=== TASK INSTRUCTIONS ===
Repeat each record below exactly, dropping the pictures.

=== PROVIDED RECORDS ===
+++++
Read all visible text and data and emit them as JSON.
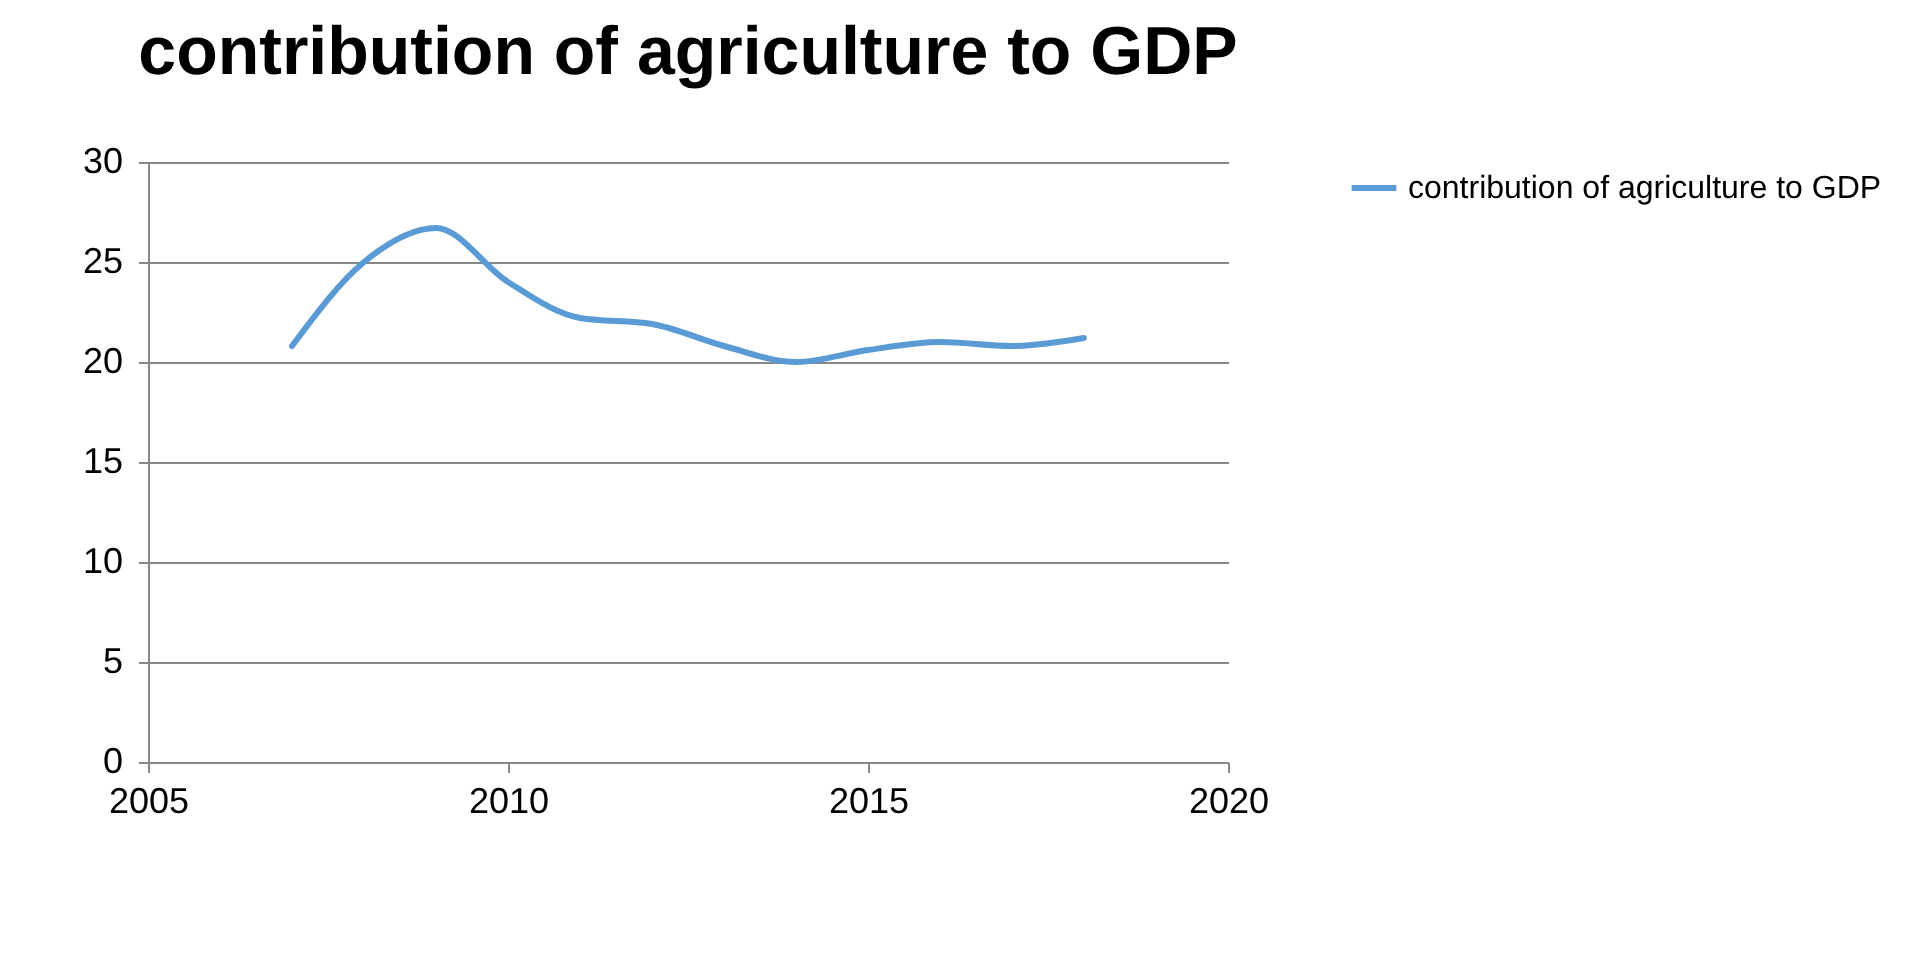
{
  "chart_data": {
    "type": "line",
    "title": "contribution of agriculture to GDP",
    "x": [
      2007,
      2008,
      2009,
      2010,
      2011,
      2012,
      2013,
      2014,
      2015,
      2016,
      2017,
      2018
    ],
    "series": [
      {
        "name": "contribution of agriculture to GDP",
        "color": "#5b9bd5",
        "values": [
          20.8,
          25.0,
          26.7,
          24.0,
          22.2,
          21.9,
          20.8,
          20.0,
          20.6,
          21.0,
          20.8,
          21.2
        ]
      }
    ],
    "xlim": [
      2005,
      2020
    ],
    "xticks": [
      2005,
      2010,
      2015,
      2020
    ],
    "ylim": [
      0,
      30
    ],
    "yticks": [
      0,
      5,
      10,
      15,
      20,
      25,
      30
    ],
    "grid": "y",
    "legend": "right",
    "marker": "none",
    "line_style": "solid"
  }
}
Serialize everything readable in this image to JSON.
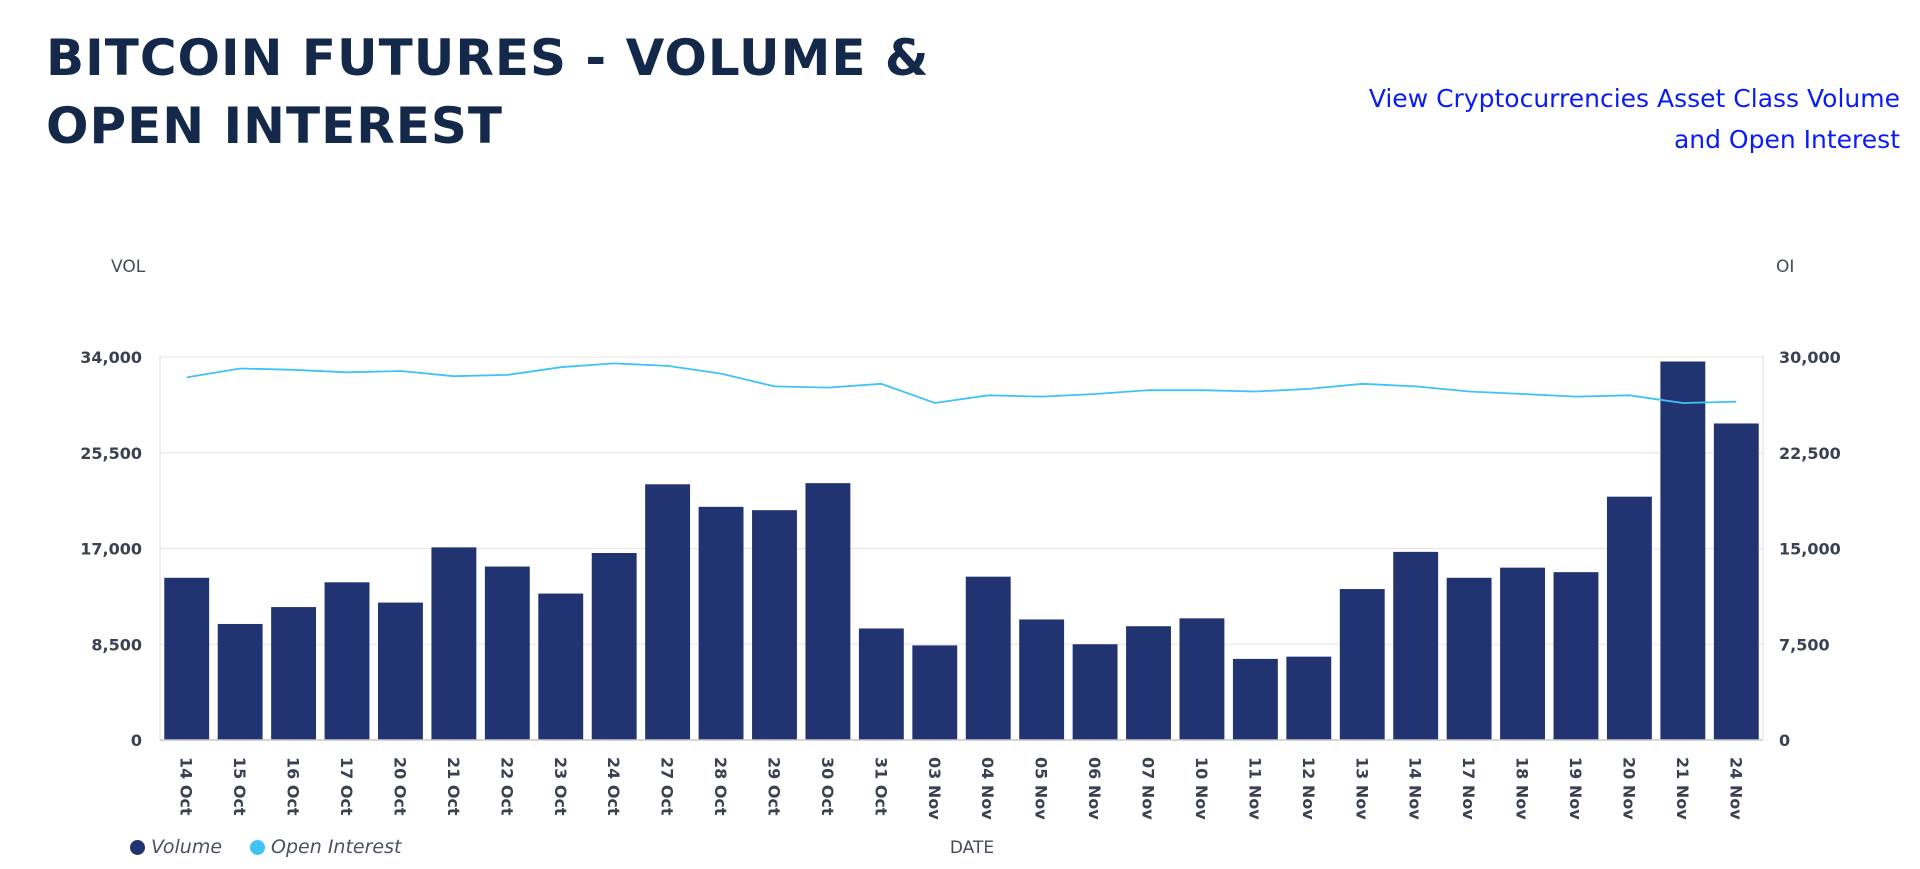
+++++
=== RESPONSE ===
Read all visible text and data and emit them as JSON.
{
  "chart_data": {
    "type": "line",
    "title": "contribution of agriculture to GDP",
    "x": [
      2007,
      2008,
      2009,
      2010,
      2011,
      2012,
      2013,
      2014,
      2015,
      2016,
      2017,
      2018
    ],
    "series": [
      {
        "name": "contribution of agriculture to GDP",
        "color": "#5b9bd5",
        "values": [
          20.8,
          25.0,
          26.7,
          24.0,
          22.2,
          21.9,
          20.8,
          20.0,
          20.6,
          21.0,
          20.8,
          21.2
        ]
      }
    ],
    "xlim": [
      2005,
      2020
    ],
    "xticks": [
      2005,
      2010,
      2015,
      2020
    ],
    "ylim": [
      0,
      30
    ],
    "yticks": [
      0,
      5,
      10,
      15,
      20,
      25,
      30
    ],
    "grid": "y",
    "legend": "right",
    "marker": "none",
    "line_style": "solid"
  }
}
Serialize everything readable in this image to JSON.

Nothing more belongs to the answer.